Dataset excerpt
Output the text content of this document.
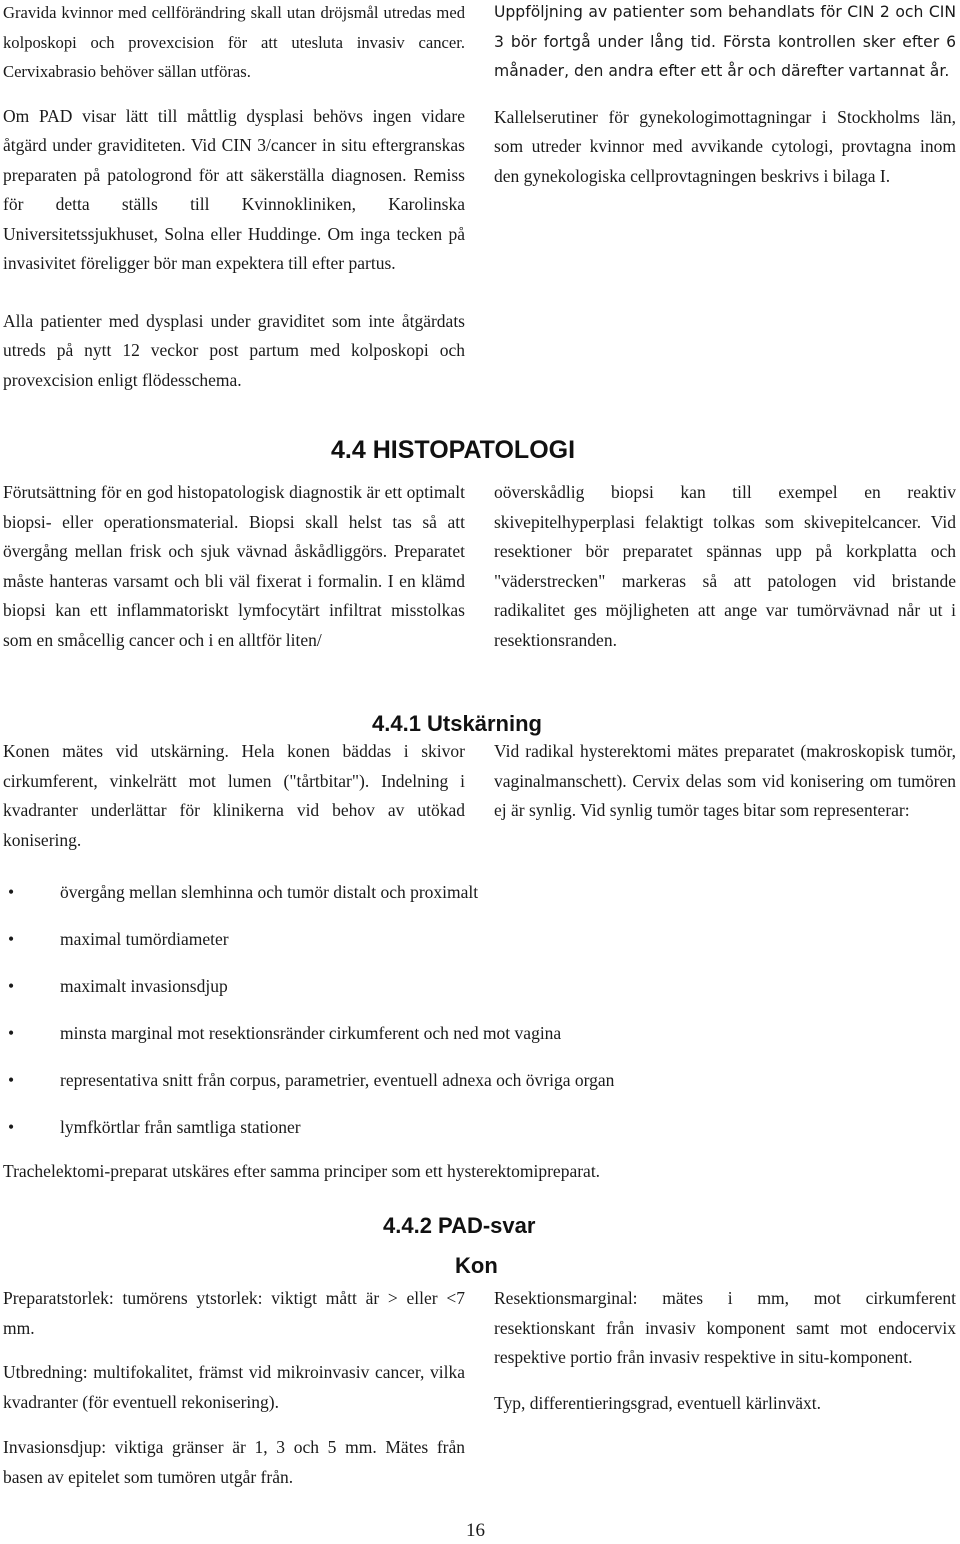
Gravida kvinnor med cellförändring skall utan dröjsmål utredas med kolposkopi och provexcision för att utesluta invasiv cancer. Cervixabrasio behöver sällan utföras.

Om PAD visar lätt till måttlig dysplasi behövs ingen vidare åtgärd under graviditeten. Vid CIN 3/cancer in situ eftergranskas preparaten på patologrond för att säkerställa diagnosen. Remiss för detta ställs till Kvinnokliniken, Karolinska Universitetssjukhuset, Solna eller Huddinge. Om inga tecken på invasivitet föreligger bör man expektera till efter partus.

Alla patienter med dysplasi under graviditet som inte åtgärdats utreds på nytt 12 veckor post partum med kolposkopi och provexcision enligt flödesschema.

Uppföljning av patienter som behandlats för CIN 2 och CIN 3 bör fortgå under lång tid. Första kontrollen sker efter 6 månader, den andra efter ett år och därefter vartannat år.

Kallelserutiner för gynekologimottagningar i Stockholms län, som utreder kvinnor med avvikande cytologi, provtagna inom den gynekologiska cellprovtagningen beskrivs i bilaga I.

4.4 HISTOPATOLOGI

Förutsättning för en god histopatologisk diagnostik är ett optimalt biopsi- eller operationsmaterial. Biopsi skall helst tas så att övergång mellan frisk och sjuk vävnad åskådliggörs. Preparatet måste hanteras varsamt och bli väl fixerat i formalin. I en klämd biopsi kan ett inflammatoriskt lymfocytärt infiltrat misstolkas som en småcellig cancer och i en alltför liten/

oöverskådlig biopsi kan till exempel en reaktiv skivepitelhyperplasi felaktigt tolkas som skivepitelcancer. Vid resektioner bör preparatet spännas upp på korkplatta och "väderstrecken" markeras så att patologen vid bristande radikalitet ges möjligheten att ange var tumörvävnad når ut i resektionsranden.

4.4.1 Utskärning

Konen mätes vid utskärning. Hela konen bäddas i skivor cirkumferent, vinkelrätt mot lumen ("tårtbitar"). Indelning i kvadranter underlättar för klinikerna vid behov av utökad konisering.

Vid radikal hysterektomi mätes preparatet (makroskopisk tumör, vaginalmanschett). Cervix delas som vid konisering om tumören ej är synlig. Vid synlig tumör tages bitar som representerar:

•	övergång mellan slemhinna och tumör distalt och proximalt
•	maximal tumördiameter
•	maximalt invasionsdjup
•	minsta marginal mot resektionsränder cirkumferent och ned mot vagina
•	representativa snitt från corpus, parametrier, eventuell adnexa och övriga organ
•	lymfkörtlar från samtliga stationer

Trachelektomi-preparat utskäres efter samma principer som ett hysterektomipreparat.

4.4.2 PAD-svar
Kon

Preparatstorlek: tumörens ytstorlek: viktigt mått är > eller <7 mm.

Utbredning: multifokalitet, främst vid mikroinvasiv cancer, vilka kvadranter (för eventuell rekonisering).

Invasionsdjup: viktiga gränser är 1, 3 och 5 mm. Mätes från basen av epitelet som tumören utgår från.

Resektionsmarginal: mätes i mm, mot cirkumferent resektionskant från invasiv komponent samt mot endocervix respektive portio från invasiv respektive in situ-komponent.

Typ, differentieringsgrad, eventuell kärlinväxt.

16
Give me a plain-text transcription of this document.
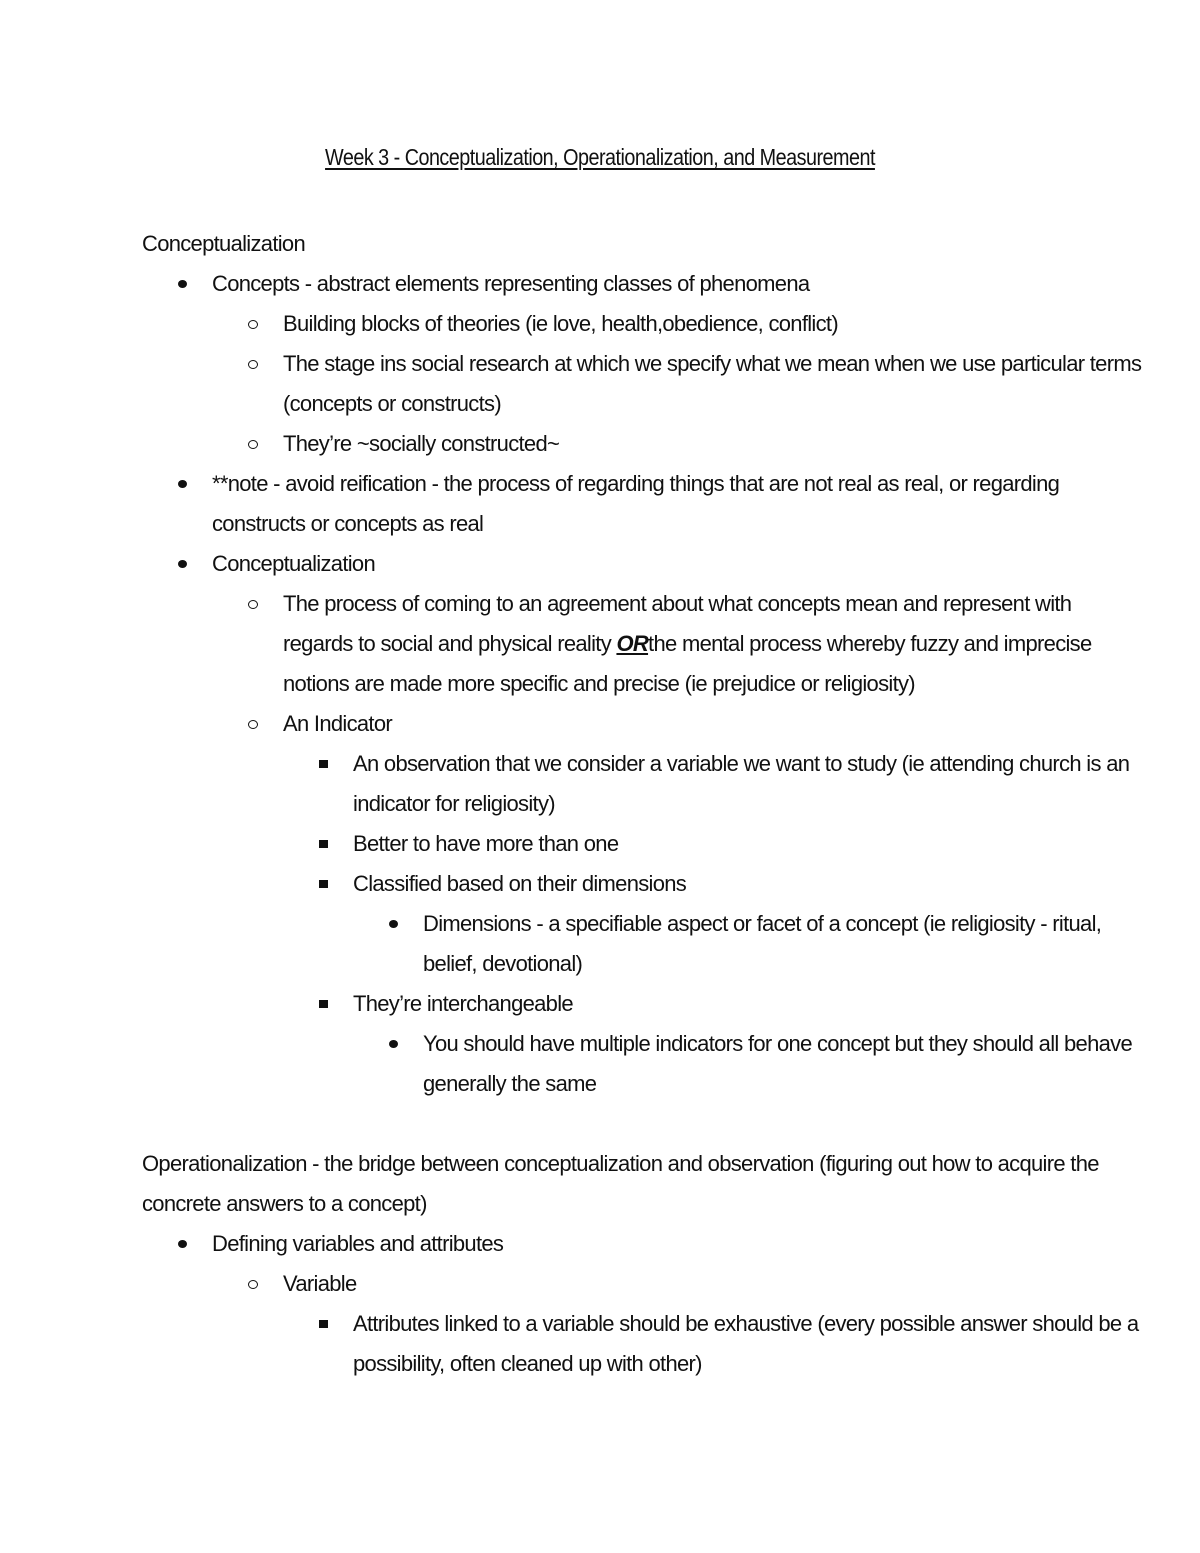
Week 3 - Conceptualization, Operationalization, and Measurement

Conceptualization

Concepts - abstract elements representing classes of phenomena
Building blocks of theories (ie love, health,obedience, conflict)
The stage ins social research at which we specify what we mean when we use particular terms (concepts or constructs)
They’re ~socially constructed~
**note - avoid reification - the process of regarding things that are not real as real, or regarding constructs or concepts as real
Conceptualization
The process of coming to an agreement about what concepts mean and represent with regards to social and physical reality ORthe mental process whereby fuzzy and imprecise notions are made more specific and precise (ie prejudice or religiosity)
An Indicator
An observation that we consider a variable we want to study (ie attending church is an indicator for religiosity)
Better to have more than one
Classified based on their dimensions
Dimensions - a specifiable aspect or facet of a concept (ie religiosity - ritual, belief, devotional)
They’re interchangeable
You should have multiple indicators for one concept but they should all behave generally the same

Operationalization - the bridge between conceptualization and observation (figuring out how to acquire the concrete answers to a concept)

Defining variables and attributes
Variable
Attributes linked to a variable should be exhaustive (every possible answer should be a possibility, often cleaned up with other)
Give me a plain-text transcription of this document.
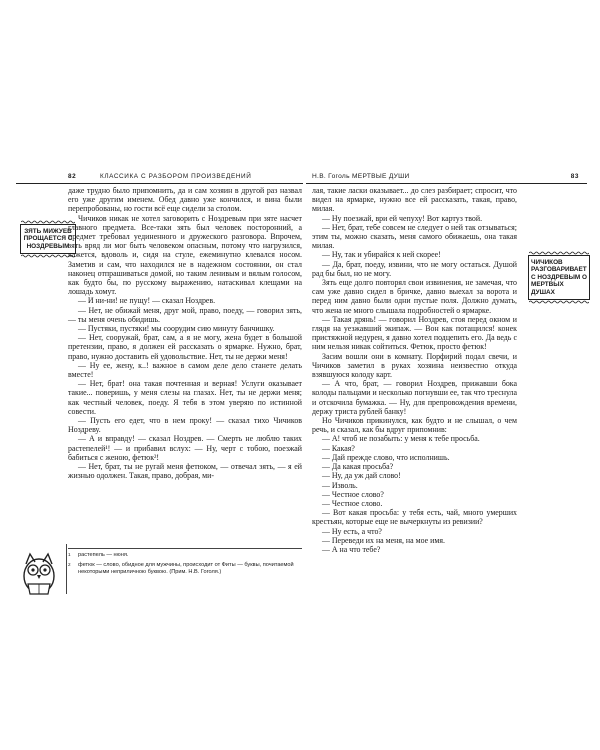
82	КЛАССИКА С РАЗБОРОМ ПРОИЗВЕДЕНИЙ
ЗЯТЬ МИЖУЕВ ПРОЩАЕТСЯ С НОЗДРЕВЫМ

даже трудно было припомнить, да и сам хозяин в другой раз назвал его уже другим именем. Обед давно уже кончился, и вина были перепробованы, но гости всё еще сидели за столом.

Чичиков никак не хотел заговорить с Ноздревым при зяте насчет главного предмета. Все-таки зять был человек посторонний, а предмет требовал уединенного и дружеского разговора. Впрочем, зять вряд ли мог быть человеком опасным, потому что нагрузился, кажется, вдоволь и, сидя на стуле, ежеминутно клевался носом. Заметив и сам, что находился не в надежном состоянии, он стал наконец отпрашиваться домой, но таким ленивым и вялым голосом, как будто бы, по русскому выражению, натаскивал клещами на лошадь хомут.

— И ни-ни! не пущу! — сказал Ноздрев.

— Нет, не обижай меня, друг мой, право, поеду, — говорил зять, — ты меня очень обидишь.

— Пустяки, пустяки! мы соорудим сию минуту банчишку.

— Нет, сооружай, брат, сам, а я не могу, жена будет в большой претензии, право, я должен ей рассказать о ярмарке. Нужно, брат, право, нужно доставить ей удовольствие. Нет, ты не держи меня!

— Ну ее, жену, к..! важное в самом деле дело станете делать вместе!

— Нет, брат! она такая почтенная и верная! Услуги оказывает такие... поверишь, у меня слезы на глазах. Нет, ты не держи меня; как честный человек, поеду. Я тебя в этом уверяю по истинной совести.

— Пусть его едет, что в нем проку! — сказал тихо Чичиков Ноздреву.

— А и вправду! — сказал Ноздрев. — Смерть не люблю таких растепелей¹! — и прибавил вслух: — Ну, черт с тобою, поезжай бабиться с женою, фетюк²!

— Нет, брат, ты не ругай меня фетюком, — отвечал зять, — я ей жизнью одолжен. Такая, право, добрая, ми-

1 растепель — нюня.

2 фетюк — слово, обидное для мужчины, происходит от Фиты — буквы, почитаемой некоторыми неприличною буквою. (Прим. Н.В. Гоголя.)

Н.В. Гоголь МЕРТВЫЕ ДУШИ	83

лая, такие ласки оказывает... до слез разбирает; спросит, что видел на ярмарке, нужно все ей рассказать, такая, право, милая.

— Ну поезжай, ври ей чепуху! Вот картуз твой.

— Нет, брат, тебе совсем не следует о ней так отзываться; этим ты, можно сказать, меня самого обижаешь, она такая милая.

— Ну, так и убирайся к ней скорее!

— Да, брат, поеду, извини, что не могу остаться. Душой рад бы был, но не могу.

Зять еще долго повторял свои извинения, не замечая, что сам уже давно сидел в бричке, давно выехал за ворота и перед ним давно были одни пустые поля. Должно думать, что жена не много слышала подробностей о ярмарке.

— Такая дрянь! — говорил Ноздрев, стоя перед окном и глядя на уезжавший экипаж. — Вон как потащился! конек пристяжной недурен, я давно хотел подцепить его. Да ведь с ним нельзя никак сойтиться. Фетюк, просто фетюк!

Засим вошли они в комнату. Порфирий подал свечи, и Чичиков заметил в руках хозяина неизвестно откуда взявшуюся колоду карт.

— А что, брат, — говорил Ноздрев, прижавши бока колоды пальцами и несколько погнувши ее, так что треснула и отскочила бумажка. — Ну, для препровождения времени, держу триста рублей банку!

Но Чичиков прикинулся, как будто и не слышал, о чем речь, и сказал, как бы вдруг припомнив:

— А! чтоб не позабыть: у меня к тебе просьба.

— Какая?

— Дай прежде слово, что исполнишь.

— Да какая просьба?

— Ну, да уж дай слово!

— Изволь.

— Честное слово?

— Честное слово.

— Вот какая просьба: у тебя есть, чай, много умерших крестьян, которые еще не вычеркнуты из ревизии?

— Ну есть, а что?

— Переведи их на меня, на мое имя.

— А на что тебе?

ЧИЧИКОВ РАЗГОВАРИВАЕТ С НОЗДРЕВЫМ О МЕРТВЫХ ДУШАХ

## What this task involves:
Search the data above for the word "från", then gather each line in which it appears.

## Output below:
•	representativa snitt från corpus, parametrier, eventuell adnexa och övriga organ
•	lymfkörtlar från samtliga stationer
Invasionsdjup: viktiga gränser är 1, 3 och 5 mm. Mätes från basen av epitelet som tumören utgår från.
Resektionsmarginal: mätes i mm, mot cirkumferent resektionskant från invasiv komponent samt mot endocervix respektive portio från invasiv respektive in situ-komponent.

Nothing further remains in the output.